JOB: Below are records to repeat exactly. Omit the pictures from the copy.

RECORDS:
* Start *
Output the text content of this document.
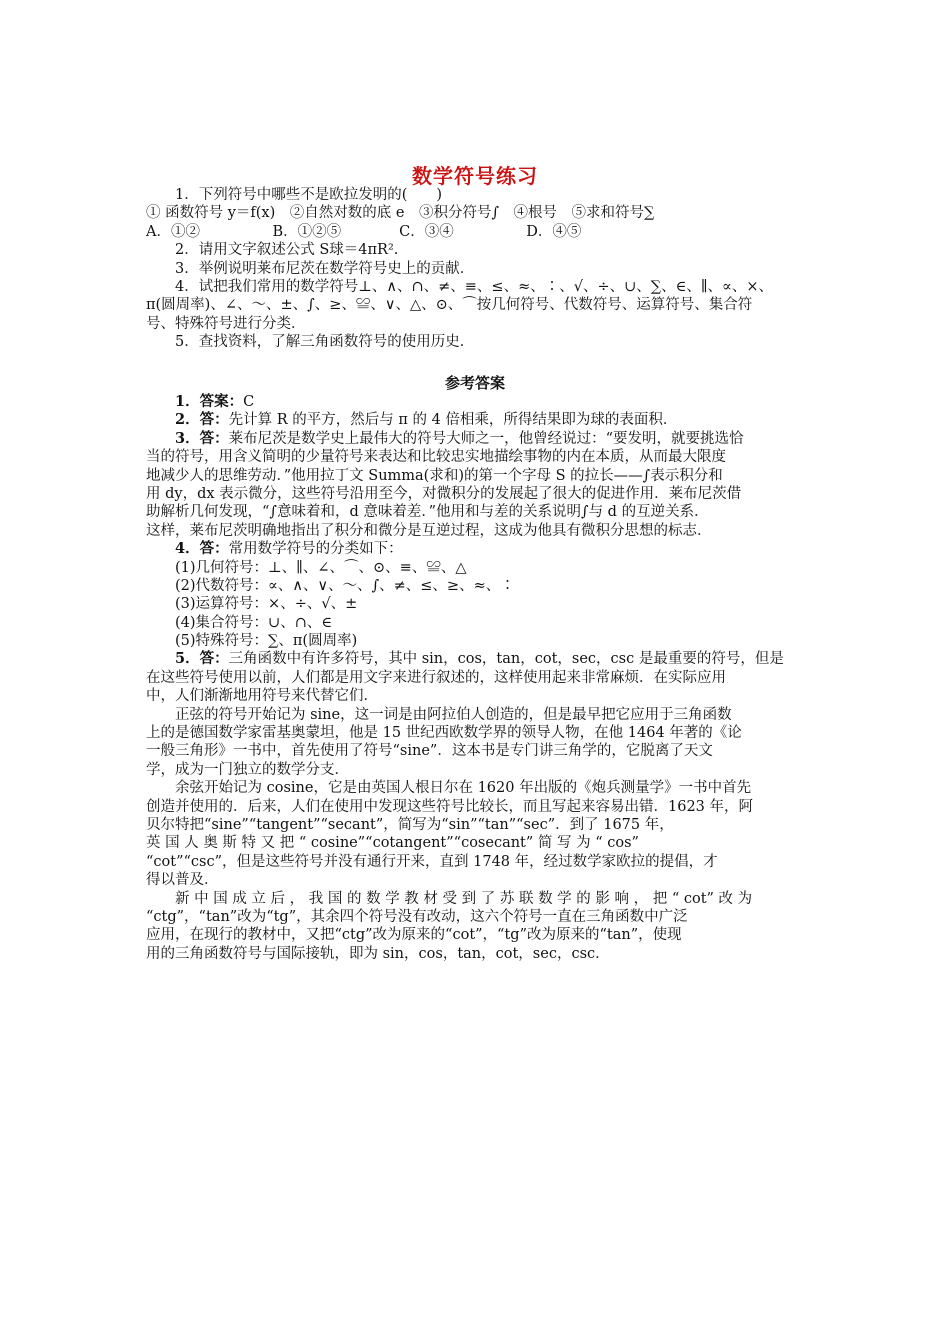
数学符号练习
1．下列符号中哪些不是欧拉发明的(　　)
① 函数符号 y＝f(x)　②自然对数的底 e　③积分符号∫　④根号　⑤求和符号∑
A．①②　　　　　B．①②⑤　　　　C．③④　　　　　D．④⑤
2．请用文字叙述公式 S球＝4πR².
3．举例说明莱布尼茨在数学符号史上的贡献．
4．试把我们常用的数学符号⊥、∧、∩、≠、≡、≤、≈、∶、√、÷、∪、∑、∈、∥、∝、×、
π(圆周率)、∠、～、±、∫、≥、≌、∨、△、⊙、⌒按几何符号、代数符号、运算符号、集合符
号、特殊符号进行分类．
5．查找资料，了解三角函数符号的使用历史．
参考答案
1．答案：C
2．答：先计算 R 的平方，然后与 π 的 4 倍相乘，所得结果即为球的表面积．
3．答：莱布尼茨是数学史上最伟大的符号大师之一，他曾经说过：“要发明，就要挑选恰
当的符号，用含义简明的少量符号来表达和比较忠实地描绘事物的内在本质，从而最大限度
地减少人的思维劳动．”他用拉丁文 Summa(求和)的第一个字母 S 的拉长——∫表示积分和
用 dy，dx 表示微分，这些符号沿用至今，对微积分的发展起了很大的促进作用．莱布尼茨借
助解析几何发现，“∫意味着和，d 意味着差．”他用和与差的关系说明∫与 d 的互逆关系．
这样，莱布尼茨明确地指出了积分和微分是互逆过程，这成为他具有微积分思想的标志．
4．答：常用数学符号的分类如下：
(1)几何符号：⊥、∥、∠、⌒、⊙、≡、≌、△
(2)代数符号：∝、∧、∨、～、∫、≠、≤、≥、≈、∶
(3)运算符号：×、÷、√、±
(4)集合符号：∪、∩、∈
(5)特殊符号：∑、π(圆周率)
5．答：三角函数中有许多符号，其中 sin，cos，tan，cot，sec，csc 是最重要的符号，但是
在这些符号使用以前，人们都是用文字来进行叙述的，这样使用起来非常麻烦．在实际应用
中，人们渐渐地用符号来代替它们．
正弦的符号开始记为 sine，这一词是由阿拉伯人创造的，但是最早把它应用于三角函数
上的是德国数学家雷基奥蒙坦，他是 15 世纪西欧数学界的领导人物，在他 1464 年著的《论
一般三角形》一书中，首先使用了符号“sine”．这本书是专门讲三角学的，它脱离了天文
学，成为一门独立的数学分支．
余弦开始记为 cosine，它是由英国人根日尔在 1620 年出版的《炮兵测量学》一书中首先
创造并使用的．后来，人们在使用中发现这些符号比较长，而且写起来容易出错．1623 年，阿
贝尔特把“sine”“tangent”“secant”，简写为“sin”“tan”“sec”．到了 1675 年，
英 国 人 奥 斯 特 又 把 “ cosine”“cotangent”“cosecant” 简 写 为 “ cos”
“cot”“csc”，但是这些符号并没有通行开来，直到 1748 年，经过数学家欧拉的提倡，才
得以普及．
新 中 国 成 立 后 ， 我 国 的 数 学 教 材 受 到 了 苏 联 数 学 的 影 响 ， 把 “ cot” 改 为
“ctg”，“tan”改为“tg”，其余四个符号没有改动，这六个符号一直在三角函数中广泛
应用，在现行的教材中，又把“ctg”改为原来的“cot”，“tg”改为原来的“tan”，使现
用的三角函数符号与国际接轨，即为 sin，cos，tan，cot，sec，csc．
* End *
RESULT OF THIS TASK:
Output the text content of this document.
数学符号练习
1．下列符号中哪些不是欧拉发明的(　　)
① 函数符号 y＝f(x)　②自然对数的底 e　③积分符号∫　④根号　⑤求和符号∑
A．①②　　　　　B．①②⑤　　　　C．③④　　　　　D．④⑤
2．请用文字叙述公式 S球＝4πR².
3．举例说明莱布尼茨在数学符号史上的贡献．
4．试把我们常用的数学符号⊥、∧、∩、≠、≡、≤、≈、∶、√、÷、∪、∑、∈、∥、∝、×、
π(圆周率)、∠、～、±、∫、≥、≌、∨、△、⊙、⌒按几何符号、代数符号、运算符号、集合符
号、特殊符号进行分类．
5．查找资料，了解三角函数符号的使用历史．
参考答案
1．答案：C
2．答：先计算 R 的平方，然后与 π 的 4 倍相乘，所得结果即为球的表面积．
3．答：莱布尼茨是数学史上最伟大的符号大师之一，他曾经说过：“要发明，就要挑选恰
当的符号，用含义简明的少量符号来表达和比较忠实地描绘事物的内在本质，从而最大限度
地减少人的思维劳动．”他用拉丁文 Summa(求和)的第一个字母 S 的拉长——∫表示积分和
用 dy，dx 表示微分，这些符号沿用至今，对微积分的发展起了很大的促进作用．莱布尼茨借
助解析几何发现，“∫意味着和，d 意味着差．”他用和与差的关系说明∫与 d 的互逆关系．
这样，莱布尼茨明确地指出了积分和微分是互逆过程，这成为他具有微积分思想的标志．
4．答：常用数学符号的分类如下：
(1)几何符号：⊥、∥、∠、⌒、⊙、≡、≌、△
(2)代数符号：∝、∧、∨、～、∫、≠、≤、≥、≈、∶
(3)运算符号：×、÷、√、±
(4)集合符号：∪、∩、∈
(5)特殊符号：∑、π(圆周率)
5．答：三角函数中有许多符号，其中 sin，cos，tan，cot，sec，csc 是最重要的符号，但是
在这些符号使用以前，人们都是用文字来进行叙述的，这样使用起来非常麻烦．在实际应用
中，人们渐渐地用符号来代替它们．
正弦的符号开始记为 sine，这一词是由阿拉伯人创造的，但是最早把它应用于三角函数
上的是德国数学家雷基奥蒙坦，他是 15 世纪西欧数学界的领导人物，在他 1464 年著的《论
一般三角形》一书中，首先使用了符号“sine”．这本书是专门讲三角学的，它脱离了天文
学，成为一门独立的数学分支．
余弦开始记为 cosine，它是由英国人根日尔在 1620 年出版的《炮兵测量学》一书中首先
创造并使用的．后来，人们在使用中发现这些符号比较长，而且写起来容易出错．1623 年，阿
贝尔特把“sine”“tangent”“secant”，简写为“sin”“tan”“sec”．到了 1675 年，
英 国 人 奥 斯 特 又 把 “ cosine”“cotangent”“cosecant” 简 写 为 “ cos”
“cot”“csc”，但是这些符号并没有通行开来，直到 1748 年，经过数学家欧拉的提倡，才
得以普及．
新 中 国 成 立 后 ， 我 国 的 数 学 教 材 受 到 了 苏 联 数 学 的 影 响 ， 把 “ cot” 改 为
“ctg”，“tan”改为“tg”，其余四个符号没有改动，这六个符号一直在三角函数中广泛
应用，在现行的教材中，又把“ctg”改为原来的“cot”，“tg”改为原来的“tan”，使现
用的三角函数符号与国际接轨，即为 sin，cos，tan，cot，sec，csc．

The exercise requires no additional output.